» **WHAT IS NEEDED**: Can you copy out the data exactly? Leave the images out.

==== EXTRACTED DATA

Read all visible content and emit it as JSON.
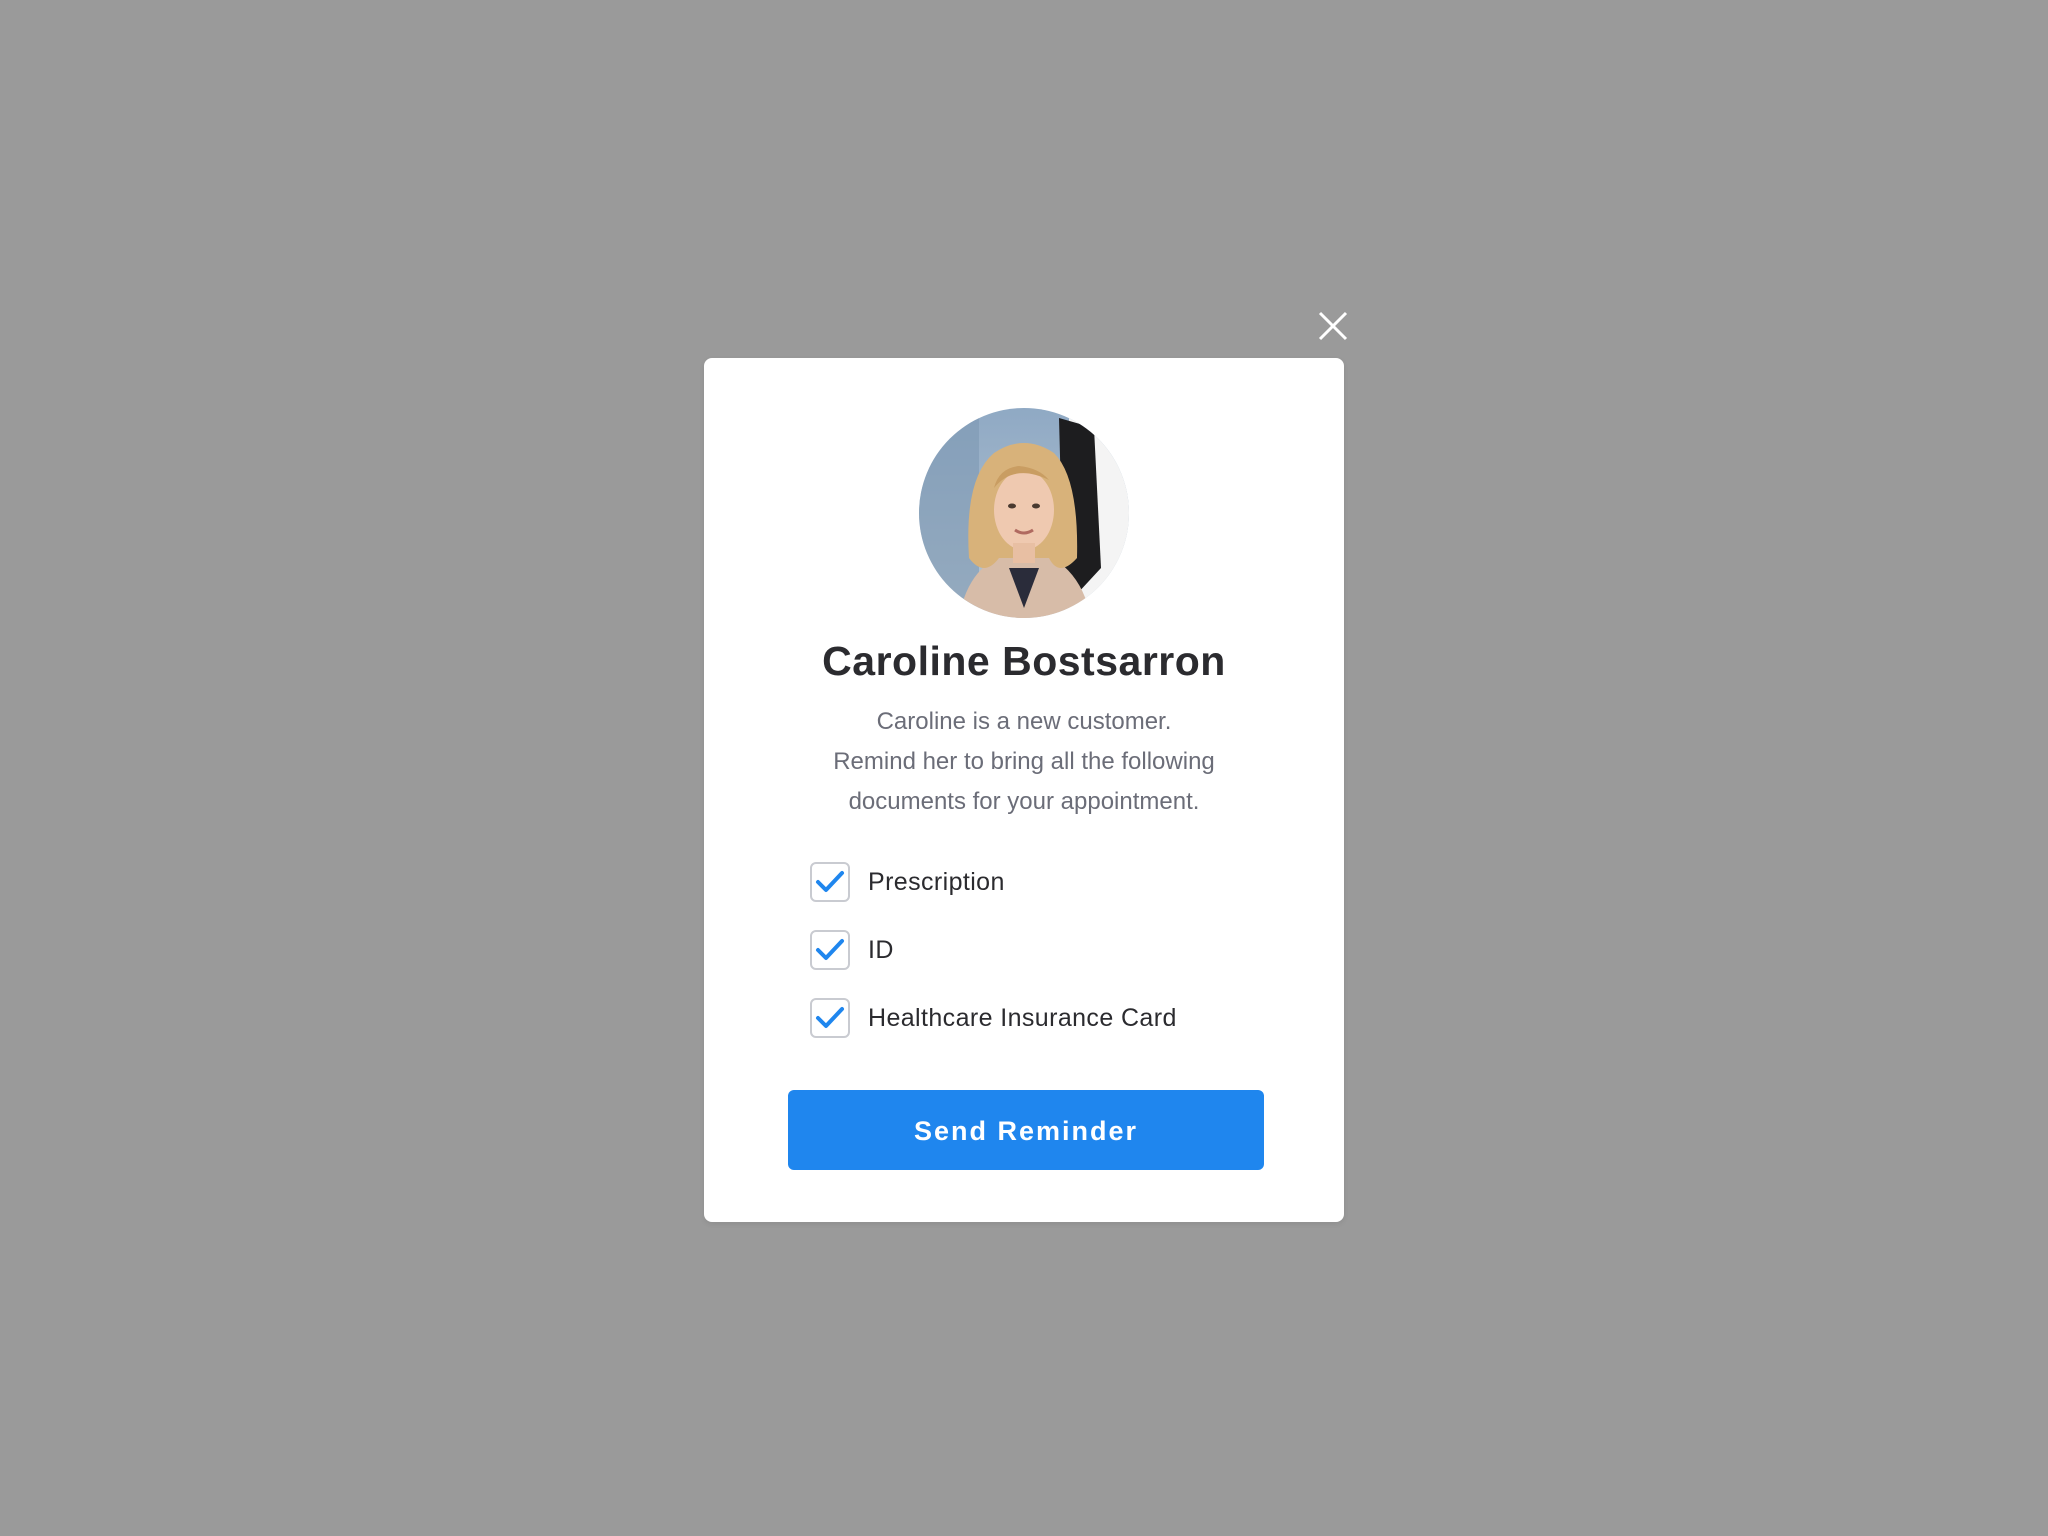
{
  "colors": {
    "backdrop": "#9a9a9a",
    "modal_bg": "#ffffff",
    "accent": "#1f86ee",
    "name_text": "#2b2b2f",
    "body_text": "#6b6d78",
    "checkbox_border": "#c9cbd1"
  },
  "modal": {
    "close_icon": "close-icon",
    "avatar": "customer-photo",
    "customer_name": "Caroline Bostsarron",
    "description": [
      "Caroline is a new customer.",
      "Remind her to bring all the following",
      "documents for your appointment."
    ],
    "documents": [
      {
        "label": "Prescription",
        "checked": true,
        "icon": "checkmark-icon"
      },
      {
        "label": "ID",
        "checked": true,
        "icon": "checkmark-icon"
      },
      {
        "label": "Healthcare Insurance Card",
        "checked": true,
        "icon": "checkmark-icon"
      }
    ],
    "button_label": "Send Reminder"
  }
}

========

» **EXERCISE ANSWER**:
Read all visible content and emit it as JSON.
{
  "colors": {
    "backdrop": "#9a9a9a",
    "modal_bg": "#ffffff",
    "accent": "#1f86ee",
    "name_text": "#2b2b2f",
    "body_text": "#6b6d78",
    "checkbox_border": "#c9cbd1"
  },
  "modal": {
    "close_icon": "close-icon",
    "avatar": "customer-photo",
    "customer_name": "Caroline Bostsarron",
    "description": [
      "Caroline is a new customer.",
      "Remind her to bring all the following",
      "documents for your appointment."
    ],
    "documents": [
      {
        "label": "Prescription",
        "checked": true,
        "icon": "checkmark-icon"
      },
      {
        "label": "ID",
        "checked": true,
        "icon": "checkmark-icon"
      },
      {
        "label": "Healthcare Insurance Card",
        "checked": true,
        "icon": "checkmark-icon"
      }
    ],
    "button_label": "Send Reminder"
  }
}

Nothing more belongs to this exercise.